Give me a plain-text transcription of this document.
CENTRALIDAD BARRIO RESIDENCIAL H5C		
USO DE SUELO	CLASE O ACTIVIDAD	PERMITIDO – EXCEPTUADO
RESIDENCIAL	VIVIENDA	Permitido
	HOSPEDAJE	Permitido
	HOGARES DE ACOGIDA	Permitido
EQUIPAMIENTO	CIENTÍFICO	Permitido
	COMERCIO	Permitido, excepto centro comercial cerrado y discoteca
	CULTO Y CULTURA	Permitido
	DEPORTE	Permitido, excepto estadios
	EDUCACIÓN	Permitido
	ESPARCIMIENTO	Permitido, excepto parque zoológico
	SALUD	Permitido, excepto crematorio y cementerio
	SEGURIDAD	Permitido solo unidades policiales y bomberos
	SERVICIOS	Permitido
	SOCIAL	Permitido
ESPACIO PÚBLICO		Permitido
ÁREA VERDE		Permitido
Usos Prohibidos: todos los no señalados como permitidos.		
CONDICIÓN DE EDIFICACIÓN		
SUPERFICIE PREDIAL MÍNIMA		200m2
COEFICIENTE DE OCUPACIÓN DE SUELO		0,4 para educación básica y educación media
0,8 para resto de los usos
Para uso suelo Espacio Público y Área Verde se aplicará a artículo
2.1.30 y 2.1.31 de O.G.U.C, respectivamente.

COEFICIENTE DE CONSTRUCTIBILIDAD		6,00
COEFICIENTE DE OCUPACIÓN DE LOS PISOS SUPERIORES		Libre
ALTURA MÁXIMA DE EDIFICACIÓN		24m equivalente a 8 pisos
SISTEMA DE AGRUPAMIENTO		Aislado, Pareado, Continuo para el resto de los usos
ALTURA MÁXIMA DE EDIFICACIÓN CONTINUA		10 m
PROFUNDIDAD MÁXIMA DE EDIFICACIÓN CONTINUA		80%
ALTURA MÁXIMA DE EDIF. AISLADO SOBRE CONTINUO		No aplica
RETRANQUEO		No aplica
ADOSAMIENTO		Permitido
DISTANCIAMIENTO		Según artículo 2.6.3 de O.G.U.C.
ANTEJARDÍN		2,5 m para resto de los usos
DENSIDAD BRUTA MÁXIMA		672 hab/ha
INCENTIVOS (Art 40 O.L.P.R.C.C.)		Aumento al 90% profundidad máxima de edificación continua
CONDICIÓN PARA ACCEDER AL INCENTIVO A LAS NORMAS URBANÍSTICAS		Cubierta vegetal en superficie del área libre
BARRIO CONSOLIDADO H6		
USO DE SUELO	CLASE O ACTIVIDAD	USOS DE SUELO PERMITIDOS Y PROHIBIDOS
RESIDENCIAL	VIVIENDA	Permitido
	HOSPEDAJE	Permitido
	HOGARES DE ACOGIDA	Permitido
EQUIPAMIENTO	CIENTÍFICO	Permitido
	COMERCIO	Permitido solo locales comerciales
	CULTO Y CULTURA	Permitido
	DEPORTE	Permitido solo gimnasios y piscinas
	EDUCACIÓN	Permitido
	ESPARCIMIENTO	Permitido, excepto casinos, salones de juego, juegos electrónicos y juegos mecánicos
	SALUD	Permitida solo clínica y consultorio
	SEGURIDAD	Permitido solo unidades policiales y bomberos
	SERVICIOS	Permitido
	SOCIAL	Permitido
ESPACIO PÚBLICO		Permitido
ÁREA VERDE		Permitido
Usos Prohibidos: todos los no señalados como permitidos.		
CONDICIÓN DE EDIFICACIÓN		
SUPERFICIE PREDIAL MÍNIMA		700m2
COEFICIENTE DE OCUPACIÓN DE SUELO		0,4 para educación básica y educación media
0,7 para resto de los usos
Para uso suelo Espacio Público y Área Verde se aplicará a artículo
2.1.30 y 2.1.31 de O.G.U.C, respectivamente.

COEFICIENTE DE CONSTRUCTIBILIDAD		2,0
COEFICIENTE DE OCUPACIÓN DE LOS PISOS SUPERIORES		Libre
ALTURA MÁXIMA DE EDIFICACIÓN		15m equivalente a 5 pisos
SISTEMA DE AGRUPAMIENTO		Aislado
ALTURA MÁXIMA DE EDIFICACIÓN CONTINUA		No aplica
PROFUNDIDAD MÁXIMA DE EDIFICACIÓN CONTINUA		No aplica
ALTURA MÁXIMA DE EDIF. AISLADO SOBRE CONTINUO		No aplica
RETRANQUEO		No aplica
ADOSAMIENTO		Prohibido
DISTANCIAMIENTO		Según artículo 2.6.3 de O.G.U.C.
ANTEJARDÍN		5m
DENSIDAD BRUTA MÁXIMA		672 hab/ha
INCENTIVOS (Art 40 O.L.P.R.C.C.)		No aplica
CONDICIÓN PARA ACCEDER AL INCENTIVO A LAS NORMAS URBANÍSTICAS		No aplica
────
Request: Of the lines above, how many hold the word "excepto"? Say the number alone.

Response to this exercise: 5